--- Start of Task data ---

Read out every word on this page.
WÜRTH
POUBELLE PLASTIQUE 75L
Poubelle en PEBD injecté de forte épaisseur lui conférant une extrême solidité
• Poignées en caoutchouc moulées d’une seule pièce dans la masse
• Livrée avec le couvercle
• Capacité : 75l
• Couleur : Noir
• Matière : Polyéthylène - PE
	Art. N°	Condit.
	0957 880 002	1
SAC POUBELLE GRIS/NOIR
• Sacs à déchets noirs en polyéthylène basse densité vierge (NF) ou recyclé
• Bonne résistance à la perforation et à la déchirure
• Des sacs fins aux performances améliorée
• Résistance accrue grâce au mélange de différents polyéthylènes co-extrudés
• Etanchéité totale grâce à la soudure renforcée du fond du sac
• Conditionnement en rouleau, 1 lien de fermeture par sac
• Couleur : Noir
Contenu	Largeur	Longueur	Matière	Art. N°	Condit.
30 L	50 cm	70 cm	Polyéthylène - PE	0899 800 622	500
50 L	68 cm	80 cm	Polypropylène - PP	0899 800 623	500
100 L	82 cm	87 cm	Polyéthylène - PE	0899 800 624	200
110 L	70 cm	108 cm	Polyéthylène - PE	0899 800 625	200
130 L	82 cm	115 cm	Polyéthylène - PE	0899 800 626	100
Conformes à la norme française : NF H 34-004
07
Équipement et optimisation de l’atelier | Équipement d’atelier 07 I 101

--- End of Task data ---

→ Your instructions: Write all of the records out again exactly.

→ Task solution:
Read out every word on this page.
WÜRTH
POUBELLE PLASTIQUE 75L
Poubelle en PEBD injecté de forte épaisseur lui conférant une extrême solidité
• Poignées en caoutchouc moulées d’une seule pièce dans la masse
• Livrée avec le couvercle
• Capacité : 75l
• Couleur : Noir
• Matière : Polyéthylène - PE
	Art. N°	Condit.
	0957 880 002	1
SAC POUBELLE GRIS/NOIR
• Sacs à déchets noirs en polyéthylène basse densité vierge (NF) ou recyclé
• Bonne résistance à la perforation et à la déchirure
• Des sacs fins aux performances améliorée
• Résistance accrue grâce au mélange de différents polyéthylènes co-extrudés
• Etanchéité totale grâce à la soudure renforcée du fond du sac
• Conditionnement en rouleau, 1 lien de fermeture par sac
• Couleur : Noir
Contenu	Largeur	Longueur	Matière	Art. N°	Condit.
30 L	50 cm	70 cm	Polyéthylène - PE	0899 800 622	500
50 L	68 cm	80 cm	Polypropylène - PP	0899 800 623	500
100 L	82 cm	87 cm	Polyéthylène - PE	0899 800 624	200
110 L	70 cm	108 cm	Polyéthylène - PE	0899 800 625	200
130 L	82 cm	115 cm	Polyéthylène - PE	0899 800 626	100
Conformes à la norme française : NF H 34-004
07
Équipement et optimisation de l’atelier | Équipement d’atelier 07 I 101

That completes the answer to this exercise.